--- Exercise requirements ---
Report only how many lines hold the word "What".

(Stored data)
┄┄┄┄┄┄┄┄┄┄

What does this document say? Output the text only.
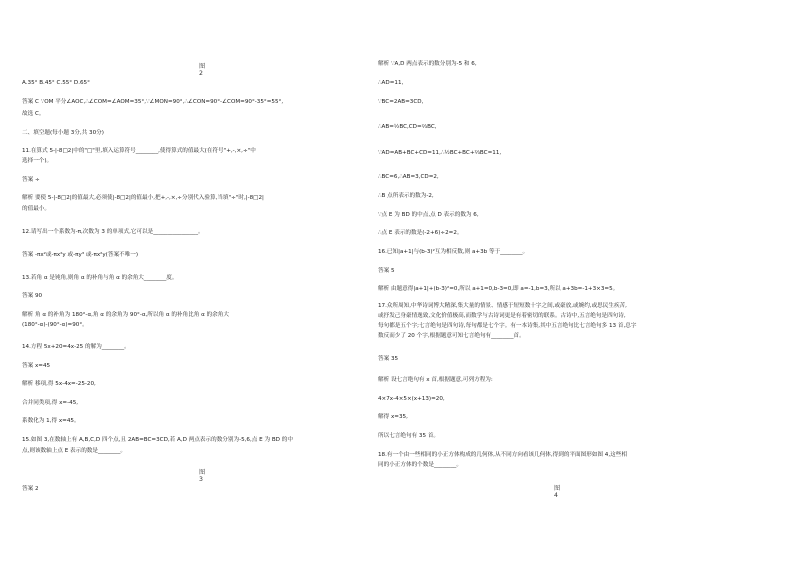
图 2
A.35° B.45° C.55° D.65°
答案 C ∵OM 平分∠AOC,∴∠COM=∠AOM=35°,∵∠MON=90°,∴∠CON=90°-∠COM=90°-35°=55°,
故选 C。
二、填空题(每小题 3分,共 30分)
11.在算式 5-|-8□2|中的"□"里,填入运算符号________,使得算式的值最大(在符号"+,-,×,÷"中
选择一个)。
答案 ÷
解析 要使 5-|-8□2|的值最大,必须使|-8□2|的值最小,把+,-,×,÷分别代入验算,当填"÷"时,|-8□2|
的值最小。
12.请写出一个系数为-π,次数为 3 的单项式,它可以是________________。
答案 -πx²或-πx²y 或-πy³ 或-πx²y(答案不唯一)
13.若角 α 是钝角,则角 α 的补角与角 α 的余角大________度。
答案 90
解析 角 α 的补角为 180°-α,角 α 的余角为 90°-α,所以角 α 的补角比角 α 的余角大
(180°-α)-(90°-α)=90°。
14.方程 5x+20=4x-25 的解为________。
答案 x=45
解析 移项,得 5x-4x=-25-20,
合并同类项,得 x=-45,
系数化为 1,得 x=45。
15.如图 3,在数轴上有 A,B,C,D 四个点,且 2AB=BC=3CD,若 A,D 两点表示的数分别为-5,6,点 E 为 BD 的中
点,则该数轴上点 E 表示的数是________。
图 3
答案 2
解析 ∵A,D 两点表示的数分别为-5 和 6,
∴AD=11,
∵BC=2AB=3CD,
∴AB=½BC,CD=⅔BC,
∵AD=AB+BC+CD=11,∴½BC+BC+⅔BC=11,
∴BC=6,∴AB=3,CD=2,
∴B 点所表示的数为-2,
∵点 E 为 BD 的中点,点 D 表示的数为 6,
∴点 E 表示的数是(-2+6)÷2=2。
16.已知|a+1|与(b-3)²互为相反数,则 a+3b 等于________。
答案 5
解析 由题意得|a+1|+(b-3)²=0,所以 a+1=0,b-3=0,即 a=-1,b=3,所以 a+3b=-1+3×3=5。
17.众所周知,中华诗词博大精深,集大量的情景、情感于短短数十字之间,或豪放,或婉约,或思民生疾苦,
或抒发己身豪情逸致,文化价值极高,而数学与古诗词更是有着密切的联系。古诗中,五言绝句是四句诗,
每句都是五个字;七言绝句是四句诗,每句都是七个字。有一本诗集,其中五言绝句比七言绝句多 13 首,总字
数反而少了 20 个字,根据题意可知七言绝句有________首。
答案 35
解析 设七言绝句有 x 首,根据题意,可列方程为:
4×7x-4×5×(x+13)=20,
解得 x=35,
所以七言绝句有 35 首。
18.有一个由一些相同的小正方体构成的几何体,从不同方向看该几何体,得到的平面图形如图 4,这些相
同的小正方体的个数是________。
图 4
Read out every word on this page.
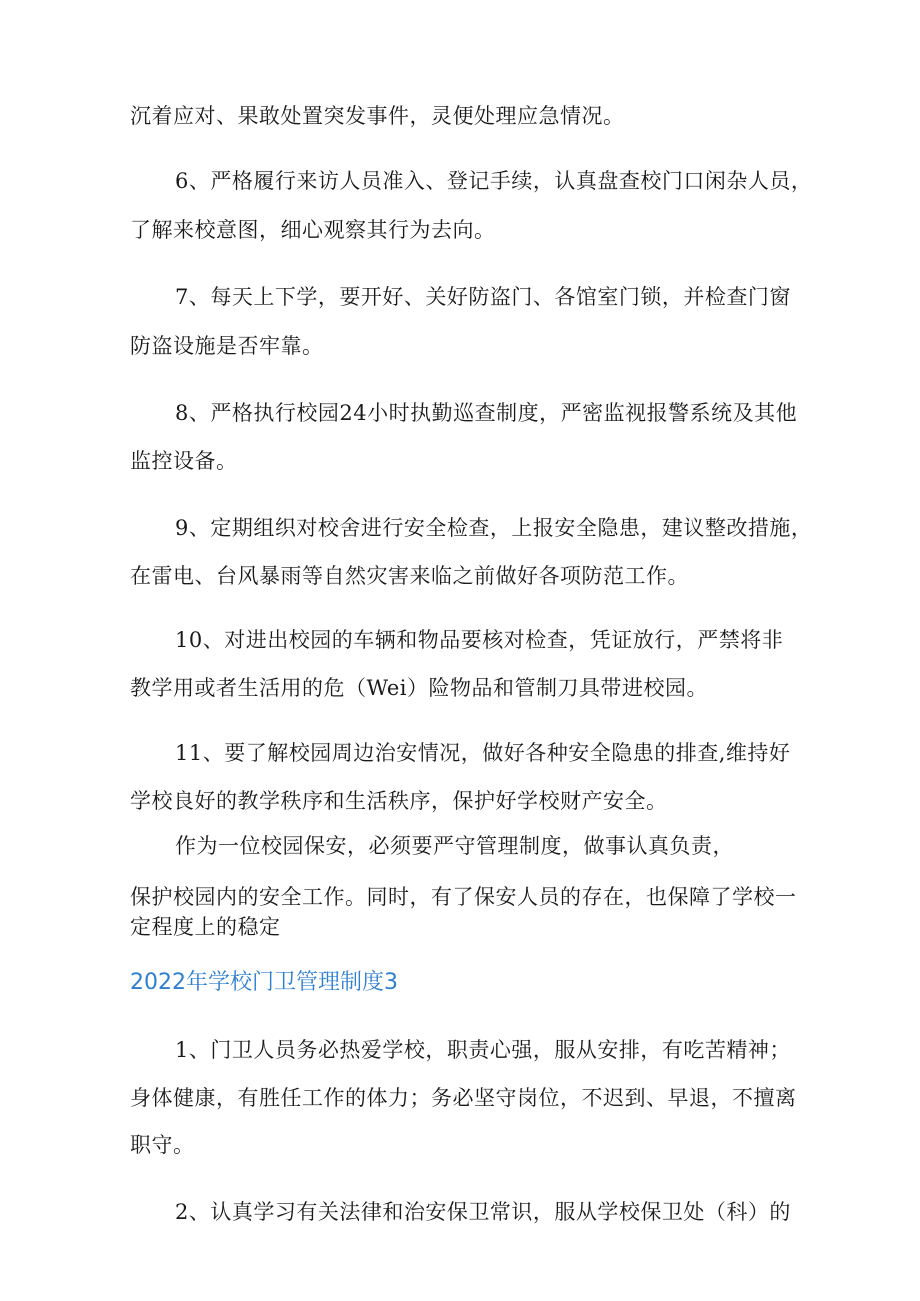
沉着应对、果敢处置突发事件，灵便处理应急情况。
6、严格履行来访人员准入、登记手续，认真盘查校门口闲杂人员，
了解来校意图，细心观察其行为去向。
7、每天上下学，要开好、关好防盗门、各馆室门锁，并检查门窗
防盗设施是否牢靠。
8、严格执行校园24小时执勤巡查制度，严密监视报警系统及其他
监控设备。
9、定期组织对校舍进行安全检查，上报安全隐患，建议整改措施，
在雷电、台风暴雨等自然灾害来临之前做好各项防范工作。
10、对进出校园的车辆和物品要核对检查，凭证放行，严禁将非
教学用或者生活用的危（Wei）险物品和管制刀具带进校园。
11、要了解校园周边治安情况，做好各种安全隐患的排查,维持好
学校良好的教学秩序和生活秩序，保护好学校财产安全。
作为一位校园保安，必须要严守管理制度，做事认真负责，
保护校园内的安全工作。同时，有了保安人员的存在，也保障了学校一
定程度上的稳定
2022年学校门卫管理制度3
1、门卫人员务必热爱学校，职责心强，服从安排，有吃苦精神；
身体健康，有胜任工作的体力；务必坚守岗位，不迟到、早退，不擅离
职守。
2、认真学习有关法律和治安保卫常识，服从学校保卫处（科）的
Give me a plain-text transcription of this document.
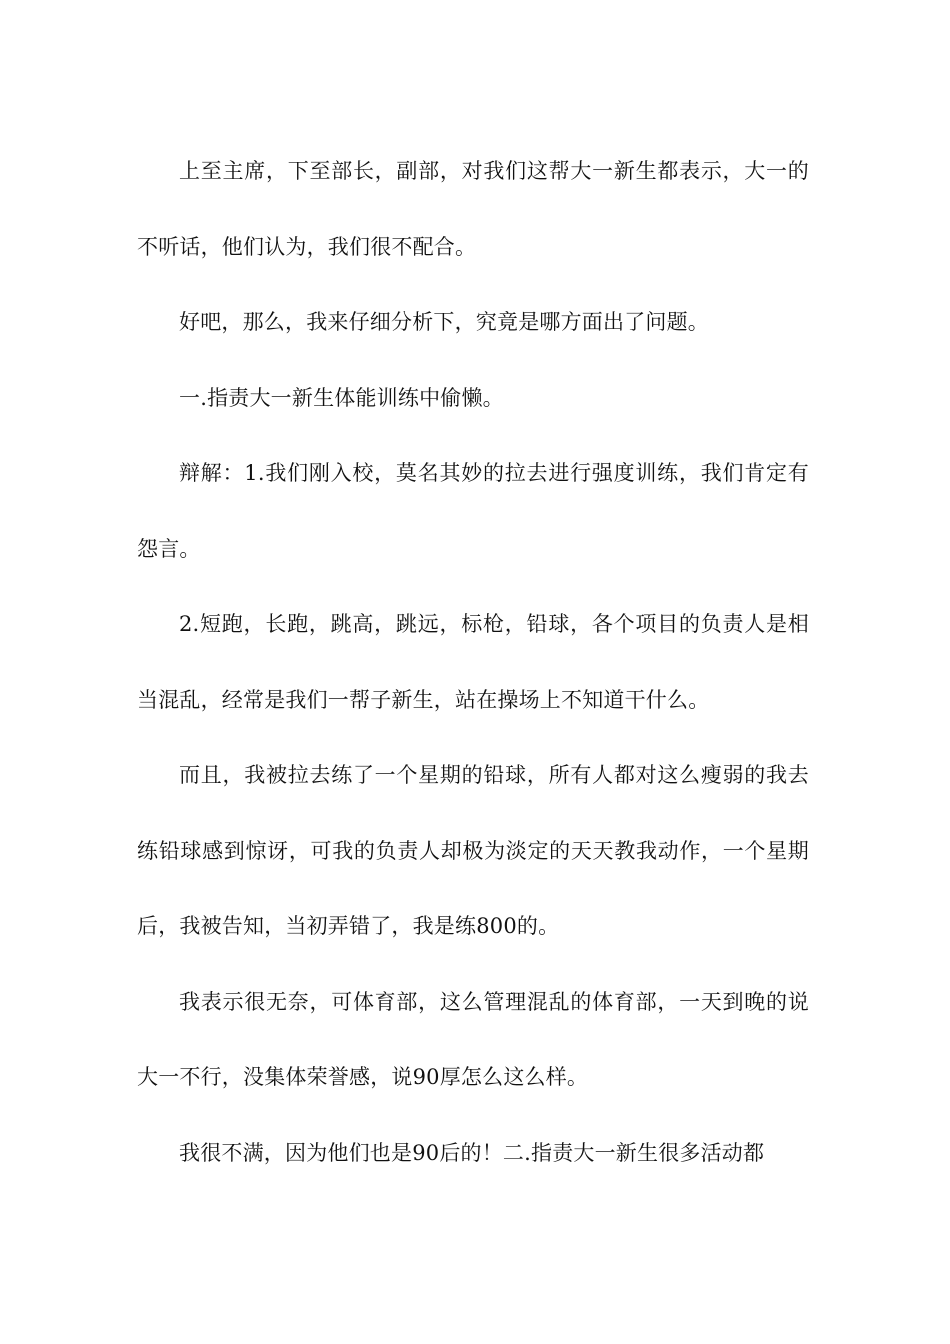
上至主席，下至部长，副部，对我们这帮大一新生都表示，大一的不听话，他们认为，我们很不配合。

好吧，那么，我来仔细分析下，究竟是哪方面出了问题。

一.指责大一新生体能训练中偷懒。

辩解：1.我们刚入校，莫名其妙的拉去进行强度训练，我们肯定有怨言。

2.短跑，长跑，跳高，跳远，标枪，铅球，各个项目的负责人是相当混乱，经常是我们一帮子新生，站在操场上不知道干什么。

而且，我被拉去练了一个星期的铅球，所有人都对这么瘦弱的我去练铅球感到惊讶，可我的负责人却极为淡定的天天教我动作，一个星期后，我被告知，当初弄错了，我是练800的。

我表示很无奈，可体育部，这么管理混乱的体育部，一天到晚的说大一不行，没集体荣誉感，说90厚怎么这么样。

我很不满，因为他们也是90后的！二.指责大一新生很多活动都
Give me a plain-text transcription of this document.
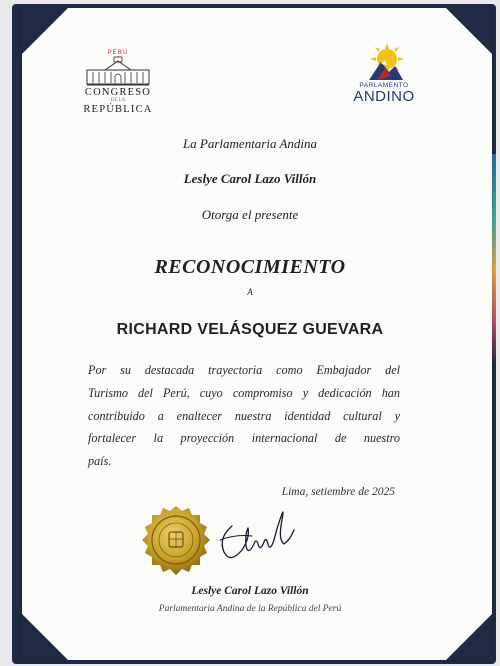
PERÚ
CONGRESO
DE LA
REPÚBLICA
PARLAMENTO
ANDINO
La Parlamentaria Andina
Leslye Carol Lazo Villón
Otorga el presente
RECONOCIMIENTO
A
RICHARD VELÁSQUEZ GUEVARA
Por su destacada trayectoria como Embajador del
Turismo del Perú, cuyo compromiso y dedicación han
contribuido a enaltecer nuestra identidad cultural y
fortalecer la proyección internacional de nuestro
país.
Lima, setiembre de 2025
Leslye Carol Lazo Villón
Parlamentaria Andina de la República del Perú
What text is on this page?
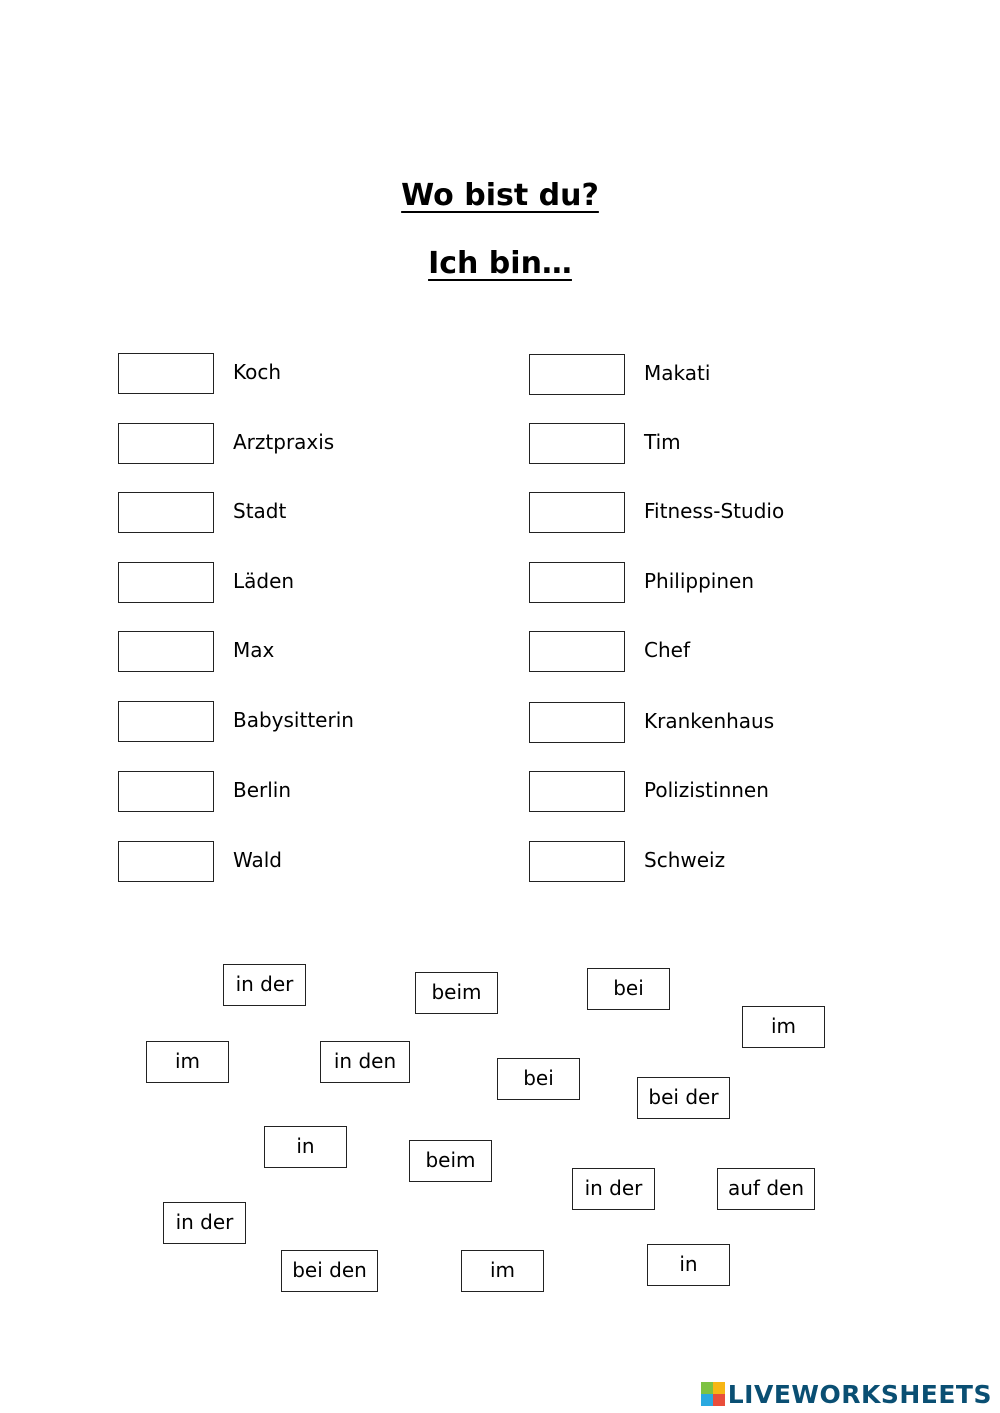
Wo bist du?
Ich bin…
Koch
Arztpraxis
Stadt
Läden
Max
Babysitterin
Berlin
Wald
Makati
Tim
Fitness-Studio
Philippinen
Chef
Krankenhaus
Polizistinnen
Schweiz
in der	beim	bei
im
im	in den
bei
bei der
in
beim
in der	auf den
in der
bei den	im	in
LIVEWORKSHEETS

┄┄┄┄┄┄┄┄┄┄

--- Solved exercise ---
2